— BEGIN —

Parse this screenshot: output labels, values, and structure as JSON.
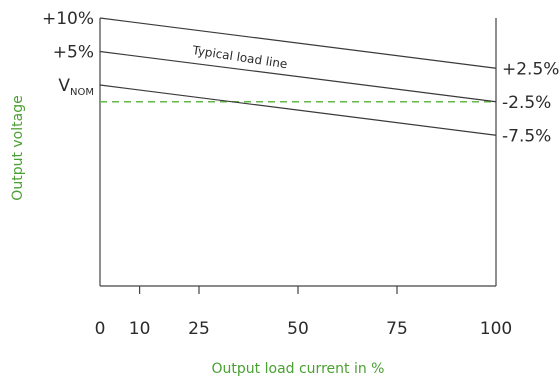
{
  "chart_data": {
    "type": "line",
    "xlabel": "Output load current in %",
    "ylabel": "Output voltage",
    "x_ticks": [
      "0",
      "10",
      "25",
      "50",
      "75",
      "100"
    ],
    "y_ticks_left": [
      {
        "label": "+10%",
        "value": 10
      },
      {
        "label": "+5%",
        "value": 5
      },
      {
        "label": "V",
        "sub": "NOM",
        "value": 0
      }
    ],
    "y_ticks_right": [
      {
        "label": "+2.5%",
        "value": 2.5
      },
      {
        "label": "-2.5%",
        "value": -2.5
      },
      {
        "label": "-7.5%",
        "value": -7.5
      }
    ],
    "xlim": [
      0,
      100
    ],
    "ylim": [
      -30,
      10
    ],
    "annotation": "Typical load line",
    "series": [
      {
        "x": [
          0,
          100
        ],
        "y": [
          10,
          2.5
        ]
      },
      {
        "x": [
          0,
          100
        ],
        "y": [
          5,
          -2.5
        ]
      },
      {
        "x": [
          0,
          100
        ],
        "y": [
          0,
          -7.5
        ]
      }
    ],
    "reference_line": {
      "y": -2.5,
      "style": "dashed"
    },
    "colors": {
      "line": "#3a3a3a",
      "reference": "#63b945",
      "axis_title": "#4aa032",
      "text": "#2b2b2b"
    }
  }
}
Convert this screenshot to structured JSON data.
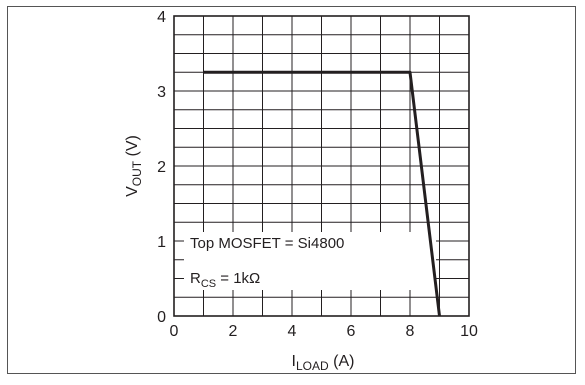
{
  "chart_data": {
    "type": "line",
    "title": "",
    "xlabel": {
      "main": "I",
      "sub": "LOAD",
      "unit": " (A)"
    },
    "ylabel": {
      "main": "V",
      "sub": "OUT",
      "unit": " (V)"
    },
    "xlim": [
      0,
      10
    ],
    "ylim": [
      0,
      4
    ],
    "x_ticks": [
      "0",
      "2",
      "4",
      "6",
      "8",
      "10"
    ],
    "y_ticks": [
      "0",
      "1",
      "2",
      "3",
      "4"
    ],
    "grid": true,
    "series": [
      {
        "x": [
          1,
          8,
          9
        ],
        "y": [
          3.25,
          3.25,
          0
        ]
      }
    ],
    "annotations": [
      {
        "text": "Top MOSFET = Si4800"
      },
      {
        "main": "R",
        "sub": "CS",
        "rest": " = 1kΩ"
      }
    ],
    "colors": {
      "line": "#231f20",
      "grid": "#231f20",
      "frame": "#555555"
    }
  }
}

— END —

### PROBLEM STATEMENT:
Leave out the pictures and transcribe the entries above exactly.

### EXERCISE ANSWER:
Parse this screenshot: output labels, values, and structure as JSON.
{
  "chart_data": {
    "type": "line",
    "xlabel": "Output load current in %",
    "ylabel": "Output voltage",
    "x_ticks": [
      "0",
      "10",
      "25",
      "50",
      "75",
      "100"
    ],
    "y_ticks_left": [
      {
        "label": "+10%",
        "value": 10
      },
      {
        "label": "+5%",
        "value": 5
      },
      {
        "label": "V",
        "sub": "NOM",
        "value": 0
      }
    ],
    "y_ticks_right": [
      {
        "label": "+2.5%",
        "value": 2.5
      },
      {
        "label": "-2.5%",
        "value": -2.5
      },
      {
        "label": "-7.5%",
        "value": -7.5
      }
    ],
    "xlim": [
      0,
      100
    ],
    "ylim": [
      -30,
      10
    ],
    "annotation": "Typical load line",
    "series": [
      {
        "x": [
          0,
          100
        ],
        "y": [
          10,
          2.5
        ]
      },
      {
        "x": [
          0,
          100
        ],
        "y": [
          5,
          -2.5
        ]
      },
      {
        "x": [
          0,
          100
        ],
        "y": [
          0,
          -7.5
        ]
      }
    ],
    "reference_line": {
      "y": -2.5,
      "style": "dashed"
    },
    "colors": {
      "line": "#3a3a3a",
      "reference": "#63b945",
      "axis_title": "#4aa032",
      "text": "#2b2b2b"
    }
  }
}
Convert this screenshot to structured JSON data.
{
  "chart_data": {
    "type": "line",
    "title": "",
    "xlabel": {
      "main": "I",
      "sub": "LOAD",
      "unit": " (A)"
    },
    "ylabel": {
      "main": "V",
      "sub": "OUT",
      "unit": " (V)"
    },
    "xlim": [
      0,
      10
    ],
    "ylim": [
      0,
      4
    ],
    "x_ticks": [
      "0",
      "2",
      "4",
      "6",
      "8",
      "10"
    ],
    "y_ticks": [
      "0",
      "1",
      "2",
      "3",
      "4"
    ],
    "grid": true,
    "series": [
      {
        "x": [
          1,
          8,
          9
        ],
        "y": [
          3.25,
          3.25,
          0
        ]
      }
    ],
    "annotations": [
      {
        "text": "Top MOSFET = Si4800"
      },
      {
        "main": "R",
        "sub": "CS",
        "rest": " = 1kΩ"
      }
    ],
    "colors": {
      "line": "#231f20",
      "grid": "#231f20",
      "frame": "#555555"
    }
  }
}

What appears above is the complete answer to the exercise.